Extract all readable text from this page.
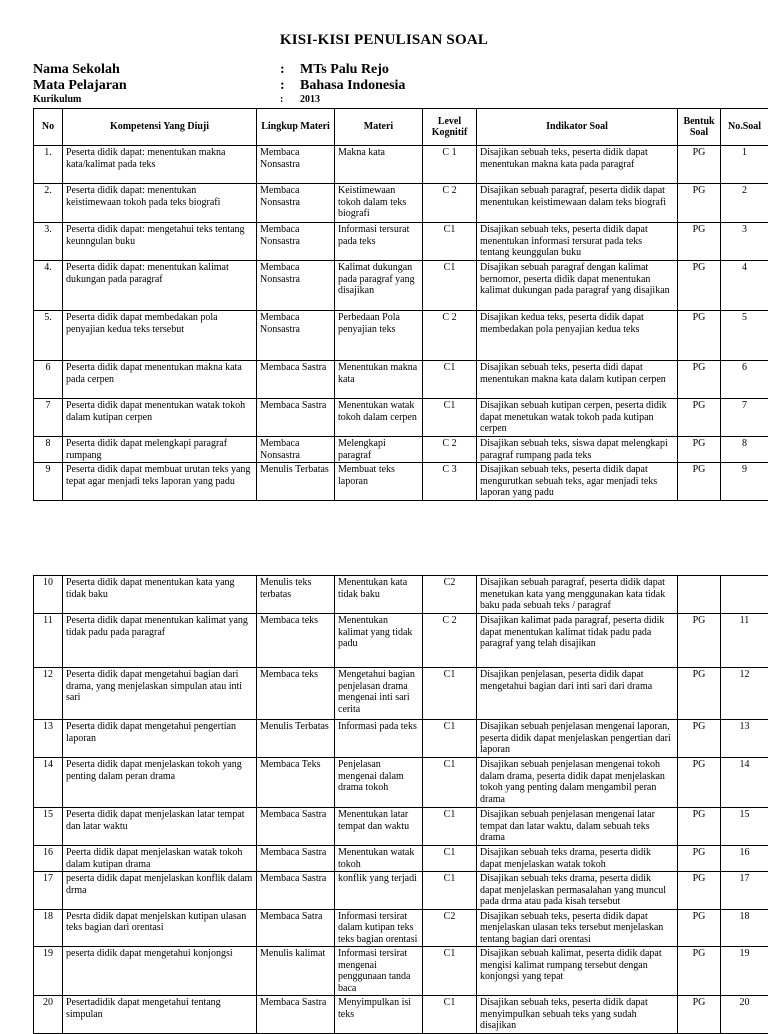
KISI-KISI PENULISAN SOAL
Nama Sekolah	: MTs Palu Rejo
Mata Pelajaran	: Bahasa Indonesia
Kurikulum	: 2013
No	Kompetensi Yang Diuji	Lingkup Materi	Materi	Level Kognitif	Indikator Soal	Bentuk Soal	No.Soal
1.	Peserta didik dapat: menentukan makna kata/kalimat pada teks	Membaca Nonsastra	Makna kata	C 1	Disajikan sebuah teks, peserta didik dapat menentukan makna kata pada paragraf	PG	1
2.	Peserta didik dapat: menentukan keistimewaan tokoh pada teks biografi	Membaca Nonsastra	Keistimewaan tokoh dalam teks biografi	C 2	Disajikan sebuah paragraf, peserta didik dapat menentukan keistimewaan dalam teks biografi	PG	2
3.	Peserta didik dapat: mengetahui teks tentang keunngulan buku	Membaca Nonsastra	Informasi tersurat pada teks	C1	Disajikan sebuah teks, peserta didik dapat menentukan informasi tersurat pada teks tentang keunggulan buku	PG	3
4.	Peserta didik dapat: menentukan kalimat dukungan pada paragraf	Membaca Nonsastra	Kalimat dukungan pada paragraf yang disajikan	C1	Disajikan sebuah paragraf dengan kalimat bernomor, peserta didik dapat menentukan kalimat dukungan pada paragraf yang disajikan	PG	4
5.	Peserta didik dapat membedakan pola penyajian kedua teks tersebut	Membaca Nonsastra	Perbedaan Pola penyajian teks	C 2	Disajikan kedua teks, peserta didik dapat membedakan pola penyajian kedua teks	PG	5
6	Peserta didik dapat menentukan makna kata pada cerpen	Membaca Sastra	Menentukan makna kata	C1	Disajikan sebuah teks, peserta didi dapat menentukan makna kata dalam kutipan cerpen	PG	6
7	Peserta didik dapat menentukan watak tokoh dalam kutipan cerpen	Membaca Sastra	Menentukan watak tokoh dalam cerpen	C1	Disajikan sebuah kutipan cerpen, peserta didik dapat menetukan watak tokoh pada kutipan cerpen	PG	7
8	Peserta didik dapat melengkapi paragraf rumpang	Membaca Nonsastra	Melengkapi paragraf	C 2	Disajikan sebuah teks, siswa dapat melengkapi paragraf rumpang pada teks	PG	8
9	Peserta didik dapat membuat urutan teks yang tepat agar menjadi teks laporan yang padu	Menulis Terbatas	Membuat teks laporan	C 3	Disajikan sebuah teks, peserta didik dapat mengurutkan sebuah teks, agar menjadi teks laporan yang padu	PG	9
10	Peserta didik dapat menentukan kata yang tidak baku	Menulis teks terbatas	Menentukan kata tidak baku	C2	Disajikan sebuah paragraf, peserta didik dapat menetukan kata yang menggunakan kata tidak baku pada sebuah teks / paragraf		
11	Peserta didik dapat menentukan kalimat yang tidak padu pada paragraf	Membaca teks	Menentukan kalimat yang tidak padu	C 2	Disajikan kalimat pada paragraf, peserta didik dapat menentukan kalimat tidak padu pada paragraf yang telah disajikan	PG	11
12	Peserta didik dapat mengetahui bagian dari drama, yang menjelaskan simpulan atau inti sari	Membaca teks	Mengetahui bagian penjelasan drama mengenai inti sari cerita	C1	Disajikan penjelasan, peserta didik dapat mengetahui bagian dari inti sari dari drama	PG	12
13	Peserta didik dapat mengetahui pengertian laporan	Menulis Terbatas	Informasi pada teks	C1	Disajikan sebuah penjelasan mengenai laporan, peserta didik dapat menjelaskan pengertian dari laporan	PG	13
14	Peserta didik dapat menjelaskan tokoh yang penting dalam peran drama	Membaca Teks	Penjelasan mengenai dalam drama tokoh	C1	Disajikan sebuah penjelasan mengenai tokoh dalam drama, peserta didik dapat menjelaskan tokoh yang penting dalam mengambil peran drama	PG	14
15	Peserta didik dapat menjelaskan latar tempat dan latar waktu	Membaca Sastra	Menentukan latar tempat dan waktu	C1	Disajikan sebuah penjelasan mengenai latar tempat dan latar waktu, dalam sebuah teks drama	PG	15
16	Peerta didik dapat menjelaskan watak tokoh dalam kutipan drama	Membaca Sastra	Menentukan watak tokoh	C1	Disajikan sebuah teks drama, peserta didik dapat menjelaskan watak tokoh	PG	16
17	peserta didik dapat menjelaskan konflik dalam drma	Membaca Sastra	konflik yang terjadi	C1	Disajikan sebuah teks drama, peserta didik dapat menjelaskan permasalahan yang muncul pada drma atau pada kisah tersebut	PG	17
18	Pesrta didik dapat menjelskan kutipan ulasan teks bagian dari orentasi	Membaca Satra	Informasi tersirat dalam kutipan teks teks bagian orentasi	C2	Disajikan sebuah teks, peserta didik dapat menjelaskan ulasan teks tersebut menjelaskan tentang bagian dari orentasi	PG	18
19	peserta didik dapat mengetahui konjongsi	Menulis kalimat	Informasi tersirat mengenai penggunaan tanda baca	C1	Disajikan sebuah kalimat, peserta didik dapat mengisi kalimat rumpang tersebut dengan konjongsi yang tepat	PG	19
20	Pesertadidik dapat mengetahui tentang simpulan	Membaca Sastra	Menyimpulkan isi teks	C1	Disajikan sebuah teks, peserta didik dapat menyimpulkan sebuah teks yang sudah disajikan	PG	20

----------------------------------------

-- What to work on --
How many of the lines above hold "rumpang"? Answer with only the number.

-- Answer to the task --
2